* [What to work on] Repeat everything in the material exactly.

== Data shown

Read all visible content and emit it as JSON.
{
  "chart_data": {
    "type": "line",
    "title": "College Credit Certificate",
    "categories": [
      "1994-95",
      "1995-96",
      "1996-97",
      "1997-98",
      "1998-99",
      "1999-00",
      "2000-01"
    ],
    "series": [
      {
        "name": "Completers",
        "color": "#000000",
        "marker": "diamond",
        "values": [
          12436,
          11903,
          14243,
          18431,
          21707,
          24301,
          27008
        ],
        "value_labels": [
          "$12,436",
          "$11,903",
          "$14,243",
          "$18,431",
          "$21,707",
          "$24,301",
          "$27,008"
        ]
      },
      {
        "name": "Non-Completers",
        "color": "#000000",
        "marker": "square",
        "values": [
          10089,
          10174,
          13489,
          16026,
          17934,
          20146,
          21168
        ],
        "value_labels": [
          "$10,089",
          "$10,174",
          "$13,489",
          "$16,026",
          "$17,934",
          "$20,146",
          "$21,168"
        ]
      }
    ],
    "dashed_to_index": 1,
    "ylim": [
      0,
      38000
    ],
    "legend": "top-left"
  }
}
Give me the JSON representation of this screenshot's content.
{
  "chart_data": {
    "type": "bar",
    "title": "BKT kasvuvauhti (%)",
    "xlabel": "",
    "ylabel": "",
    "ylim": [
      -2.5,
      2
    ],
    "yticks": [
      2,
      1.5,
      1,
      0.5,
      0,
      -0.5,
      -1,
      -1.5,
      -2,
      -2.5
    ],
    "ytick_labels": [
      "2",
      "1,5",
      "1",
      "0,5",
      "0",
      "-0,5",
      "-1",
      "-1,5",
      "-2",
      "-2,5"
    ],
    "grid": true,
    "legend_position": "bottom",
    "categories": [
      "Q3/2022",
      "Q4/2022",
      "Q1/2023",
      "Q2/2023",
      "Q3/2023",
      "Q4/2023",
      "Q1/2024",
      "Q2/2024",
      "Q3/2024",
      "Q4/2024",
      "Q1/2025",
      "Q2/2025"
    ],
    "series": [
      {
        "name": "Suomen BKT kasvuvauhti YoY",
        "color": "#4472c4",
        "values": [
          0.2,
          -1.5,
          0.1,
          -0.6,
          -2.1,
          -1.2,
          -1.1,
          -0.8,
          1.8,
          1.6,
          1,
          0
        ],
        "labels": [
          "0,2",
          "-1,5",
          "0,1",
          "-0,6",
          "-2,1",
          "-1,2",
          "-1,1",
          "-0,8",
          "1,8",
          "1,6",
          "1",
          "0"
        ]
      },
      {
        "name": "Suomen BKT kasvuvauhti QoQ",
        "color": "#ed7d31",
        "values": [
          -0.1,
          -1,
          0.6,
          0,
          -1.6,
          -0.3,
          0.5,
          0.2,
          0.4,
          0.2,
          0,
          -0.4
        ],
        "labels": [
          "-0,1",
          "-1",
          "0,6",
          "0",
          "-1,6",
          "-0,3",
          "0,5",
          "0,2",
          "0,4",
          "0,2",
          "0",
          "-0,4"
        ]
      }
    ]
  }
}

====

* [Answer to the exercise]
Read all visible content and emit it as JSON.
{
  "chart_data": {
    "type": "line",
    "title": "College Credit Certificate",
    "categories": [
      "1994-95",
      "1995-96",
      "1996-97",
      "1997-98",
      "1998-99",
      "1999-00",
      "2000-01"
    ],
    "series": [
      {
        "name": "Completers",
        "color": "#000000",
        "marker": "diamond",
        "values": [
          12436,
          11903,
          14243,
          18431,
          21707,
          24301,
          27008
        ],
        "value_labels": [
          "$12,436",
          "$11,903",
          "$14,243",
          "$18,431",
          "$21,707",
          "$24,301",
          "$27,008"
        ]
      },
      {
        "name": "Non-Completers",
        "color": "#000000",
        "marker": "square",
        "values": [
          10089,
          10174,
          13489,
          16026,
          17934,
          20146,
          21168
        ],
        "value_labels": [
          "$10,089",
          "$10,174",
          "$13,489",
          "$16,026",
          "$17,934",
          "$20,146",
          "$21,168"
        ]
      }
    ],
    "dashed_to_index": 1,
    "ylim": [
      0,
      38000
    ],
    "legend": "top-left"
  }
}
Give me the JSON representation of this screenshot's content.
{
  "chart_data": {
    "type": "bar",
    "title": "BKT kasvuvauhti (%)",
    "xlabel": "",
    "ylabel": "",
    "ylim": [
      -2.5,
      2
    ],
    "yticks": [
      2,
      1.5,
      1,
      0.5,
      0,
      -0.5,
      -1,
      -1.5,
      -2,
      -2.5
    ],
    "ytick_labels": [
      "2",
      "1,5",
      "1",
      "0,5",
      "0",
      "-0,5",
      "-1",
      "-1,5",
      "-2",
      "-2,5"
    ],
    "grid": true,
    "legend_position": "bottom",
    "categories": [
      "Q3/2022",
      "Q4/2022",
      "Q1/2023",
      "Q2/2023",
      "Q3/2023",
      "Q4/2023",
      "Q1/2024",
      "Q2/2024",
      "Q3/2024",
      "Q4/2024",
      "Q1/2025",
      "Q2/2025"
    ],
    "series": [
      {
        "name": "Suomen BKT kasvuvauhti YoY",
        "color": "#4472c4",
        "values": [
          0.2,
          -1.5,
          0.1,
          -0.6,
          -2.1,
          -1.2,
          -1.1,
          -0.8,
          1.8,
          1.6,
          1,
          0
        ],
        "labels": [
          "0,2",
          "-1,5",
          "0,1",
          "-0,6",
          "-2,1",
          "-1,2",
          "-1,1",
          "-0,8",
          "1,8",
          "1,6",
          "1",
          "0"
        ]
      },
      {
        "name": "Suomen BKT kasvuvauhti QoQ",
        "color": "#ed7d31",
        "values": [
          -0.1,
          -1,
          0.6,
          0,
          -1.6,
          -0.3,
          0.5,
          0.2,
          0.4,
          0.2,
          0,
          -0.4
        ],
        "labels": [
          "-0,1",
          "-1",
          "0,6",
          "0",
          "-1,6",
          "-0,3",
          "0,5",
          "0,2",
          "0,4",
          "0,2",
          "0",
          "-0,4"
        ]
      }
    ]
  }
}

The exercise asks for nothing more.